== What to work on ==
Copy each line of the data below exactly, leaving out pictures.

[Collected data]

-*-*-

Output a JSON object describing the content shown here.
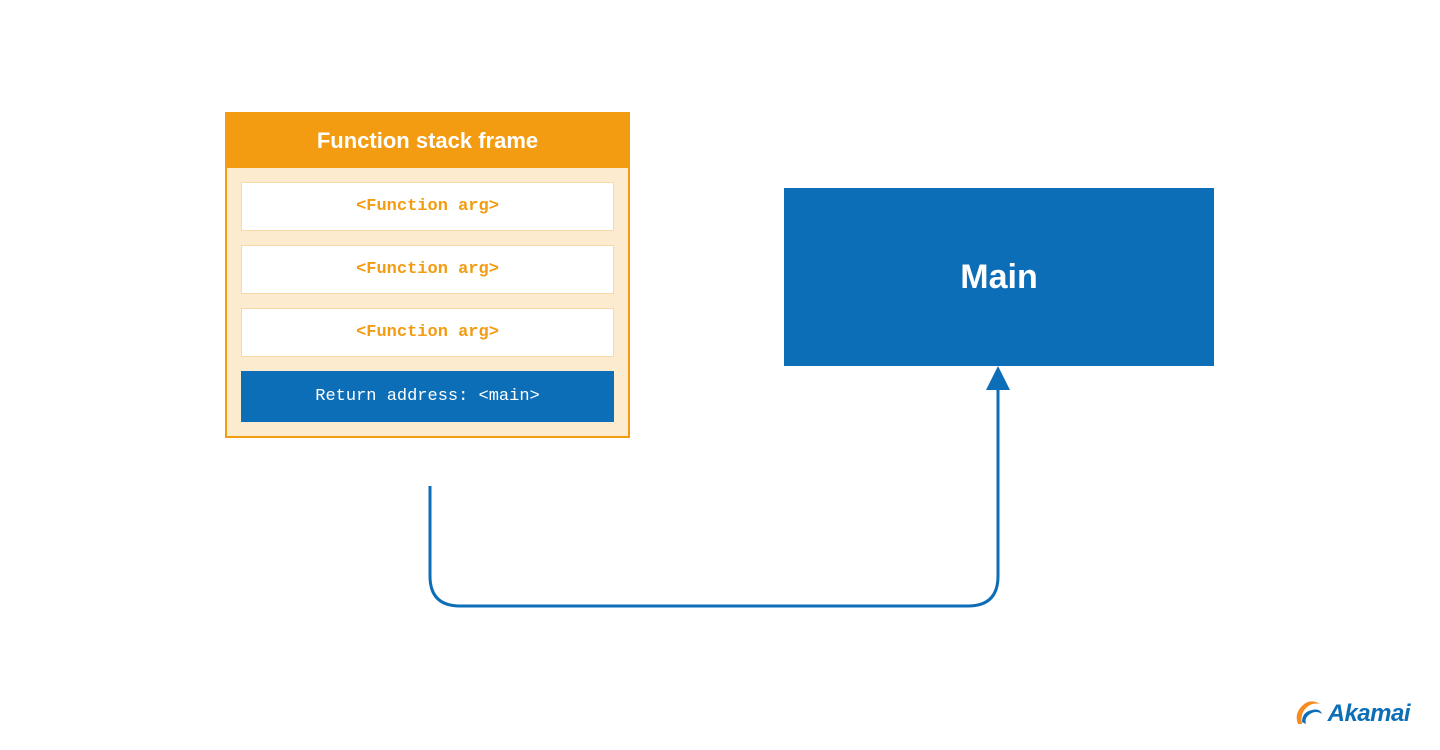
{
  "stack": {
    "title": "Function stack frame",
    "rows": {
      "arg1": "<Function arg>",
      "arg2": "<Function arg>",
      "arg3": "<Function arg>",
      "return": "Return address: <main>"
    }
  },
  "main": {
    "label": "Main"
  },
  "logo": {
    "text": "Akamai"
  },
  "colors": {
    "orange": "#f39c12",
    "orange_light": "#fdebd0",
    "blue": "#0d6eb8",
    "logo_orange": "#f68b1f"
  }
}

-*-*-

== Correct response ==
Output a JSON object describing the content shown here.
{
  "stack": {
    "title": "Function stack frame",
    "rows": {
      "arg1": "<Function arg>",
      "arg2": "<Function arg>",
      "arg3": "<Function arg>",
      "return": "Return address: <main>"
    }
  },
  "main": {
    "label": "Main"
  },
  "logo": {
    "text": "Akamai"
  },
  "colors": {
    "orange": "#f39c12",
    "orange_light": "#fdebd0",
    "blue": "#0d6eb8",
    "logo_orange": "#f68b1f"
  }
}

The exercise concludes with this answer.